- Dataset items -
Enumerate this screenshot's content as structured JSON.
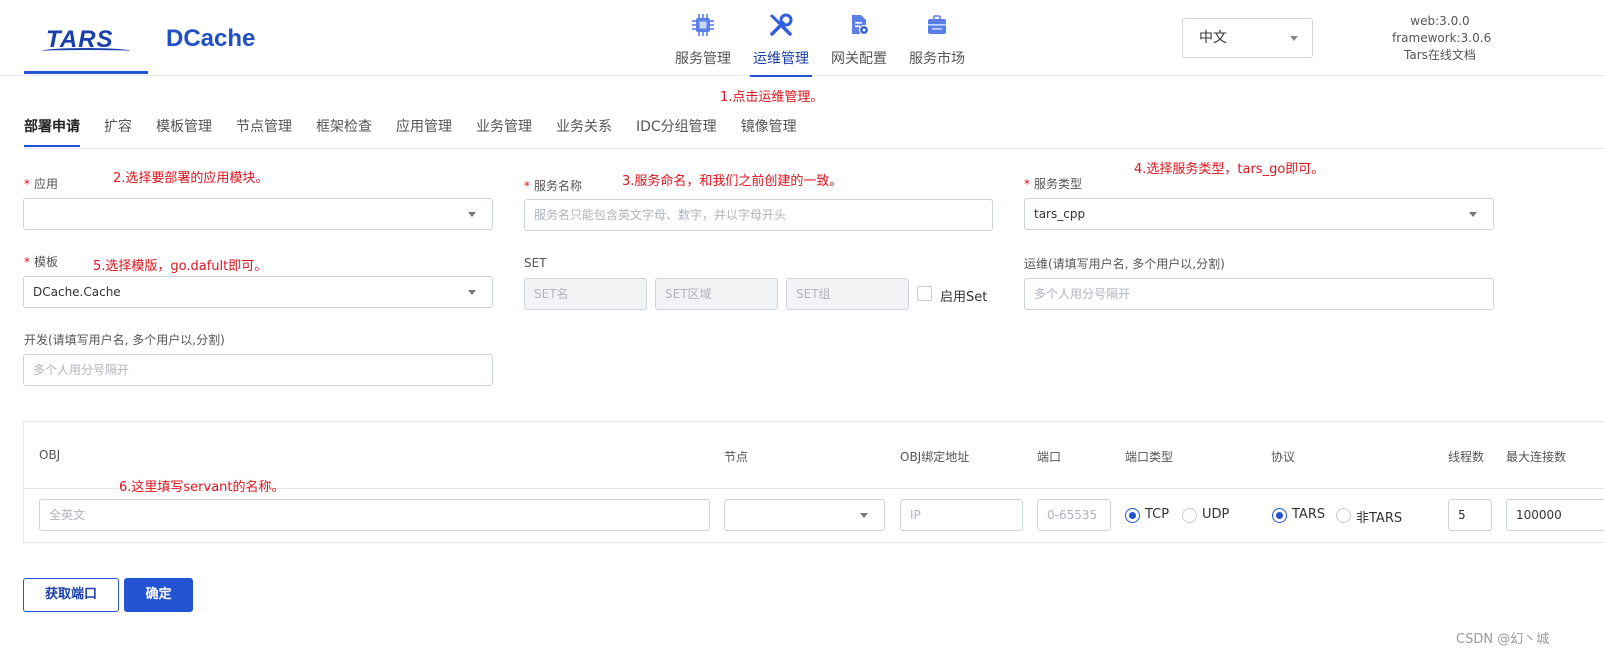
{
  "header": {
    "logo_tars": "TARS",
    "logo_dcache": "DCache",
    "nav": [
      {
        "label": "服务管理",
        "icon": "chip-icon"
      },
      {
        "label": "运维管理",
        "icon": "tools-icon"
      },
      {
        "label": "网关配置",
        "icon": "gateway-doc-icon"
      },
      {
        "label": "服务市场",
        "icon": "market-case-icon"
      }
    ],
    "active_nav": "运维管理",
    "language": "中文",
    "version": {
      "web": "web:3.0.0",
      "framework": "framework:3.0.6",
      "docs": "Tars在线文档"
    }
  },
  "notes": {
    "n1": "1.点击运维管理。",
    "n2": "2.选择要部署的应用模块。",
    "n3": "3.服务命名，和我们之前创建的一致。",
    "n4": "4.选择服务类型，tars_go即可。",
    "n5": "5.选择模版，go.dafult即可。",
    "n6": "6.这里填写servant的名称。"
  },
  "subnav": {
    "tabs": [
      "部署申请",
      "扩容",
      "模板管理",
      "节点管理",
      "框架检查",
      "应用管理",
      "业务管理",
      "业务关系",
      "IDC分组管理",
      "镜像管理"
    ],
    "active": "部署申请"
  },
  "form": {
    "app": {
      "label": "应用",
      "required": "*",
      "value": ""
    },
    "service_name": {
      "label": "服务名称",
      "required": "*",
      "placeholder": "服务名只能包含英文字母、数字，并以字母开头"
    },
    "service_type": {
      "label": "服务类型",
      "required": "*",
      "value": "tars_cpp"
    },
    "template": {
      "label": "模板",
      "required": "*",
      "value": "DCache.Cache"
    },
    "set": {
      "label": "SET",
      "name_placeholder": "SET名",
      "area_placeholder": "SET区域",
      "group_placeholder": "SET组",
      "enable_label": "启用Set",
      "enabled": false
    },
    "ops": {
      "label": "运维(请填写用户名, 多个用户以,分割)",
      "placeholder": "多个人用分号隔开"
    },
    "dev": {
      "label": "开发(请填写用户名, 多个用户以,分割)",
      "placeholder": "多个人用分号隔开"
    }
  },
  "table": {
    "headers": [
      "OBJ",
      "节点",
      "OBJ绑定地址",
      "端口",
      "端口类型",
      "协议",
      "线程数",
      "最大连接数"
    ],
    "row": {
      "obj_placeholder": "全英文",
      "node_value": "",
      "bind_placeholder": "IP",
      "port_placeholder": "0-65535",
      "port_type_options": [
        "TCP",
        "UDP"
      ],
      "port_type_selected": "TCP",
      "protocol_options": [
        "TARS",
        "非TARS"
      ],
      "protocol_selected": "TARS",
      "threads": "5",
      "max_conn": "100000"
    }
  },
  "buttons": {
    "get_port": "获取端口",
    "confirm": "确定"
  },
  "watermark": "CSDN @幻丶城",
  "colors": {
    "accent": "#2453d4",
    "note_red": "#e0141e",
    "border": "#cfd3da"
  }
}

- TO DO -
Reproduce the material above in full, exactly, with no images.

- ANSWER TO THE PROBLEM -
Enumerate this screenshot's content as structured JSON.
{
  "header": {
    "logo_tars": "TARS",
    "logo_dcache": "DCache",
    "nav": [
      {
        "label": "服务管理",
        "icon": "chip-icon"
      },
      {
        "label": "运维管理",
        "icon": "tools-icon"
      },
      {
        "label": "网关配置",
        "icon": "gateway-doc-icon"
      },
      {
        "label": "服务市场",
        "icon": "market-case-icon"
      }
    ],
    "active_nav": "运维管理",
    "language": "中文",
    "version": {
      "web": "web:3.0.0",
      "framework": "framework:3.0.6",
      "docs": "Tars在线文档"
    }
  },
  "notes": {
    "n1": "1.点击运维管理。",
    "n2": "2.选择要部署的应用模块。",
    "n3": "3.服务命名，和我们之前创建的一致。",
    "n4": "4.选择服务类型，tars_go即可。",
    "n5": "5.选择模版，go.dafult即可。",
    "n6": "6.这里填写servant的名称。"
  },
  "subnav": {
    "tabs": [
      "部署申请",
      "扩容",
      "模板管理",
      "节点管理",
      "框架检查",
      "应用管理",
      "业务管理",
      "业务关系",
      "IDC分组管理",
      "镜像管理"
    ],
    "active": "部署申请"
  },
  "form": {
    "app": {
      "label": "应用",
      "required": "*",
      "value": ""
    },
    "service_name": {
      "label": "服务名称",
      "required": "*",
      "placeholder": "服务名只能包含英文字母、数字，并以字母开头"
    },
    "service_type": {
      "label": "服务类型",
      "required": "*",
      "value": "tars_cpp"
    },
    "template": {
      "label": "模板",
      "required": "*",
      "value": "DCache.Cache"
    },
    "set": {
      "label": "SET",
      "name_placeholder": "SET名",
      "area_placeholder": "SET区域",
      "group_placeholder": "SET组",
      "enable_label": "启用Set",
      "enabled": false
    },
    "ops": {
      "label": "运维(请填写用户名, 多个用户以,分割)",
      "placeholder": "多个人用分号隔开"
    },
    "dev": {
      "label": "开发(请填写用户名, 多个用户以,分割)",
      "placeholder": "多个人用分号隔开"
    }
  },
  "table": {
    "headers": [
      "OBJ",
      "节点",
      "OBJ绑定地址",
      "端口",
      "端口类型",
      "协议",
      "线程数",
      "最大连接数"
    ],
    "row": {
      "obj_placeholder": "全英文",
      "node_value": "",
      "bind_placeholder": "IP",
      "port_placeholder": "0-65535",
      "port_type_options": [
        "TCP",
        "UDP"
      ],
      "port_type_selected": "TCP",
      "protocol_options": [
        "TARS",
        "非TARS"
      ],
      "protocol_selected": "TARS",
      "threads": "5",
      "max_conn": "100000"
    }
  },
  "buttons": {
    "get_port": "获取端口",
    "confirm": "确定"
  },
  "watermark": "CSDN @幻丶城",
  "colors": {
    "accent": "#2453d4",
    "note_red": "#e0141e",
    "border": "#cfd3da"
  }
}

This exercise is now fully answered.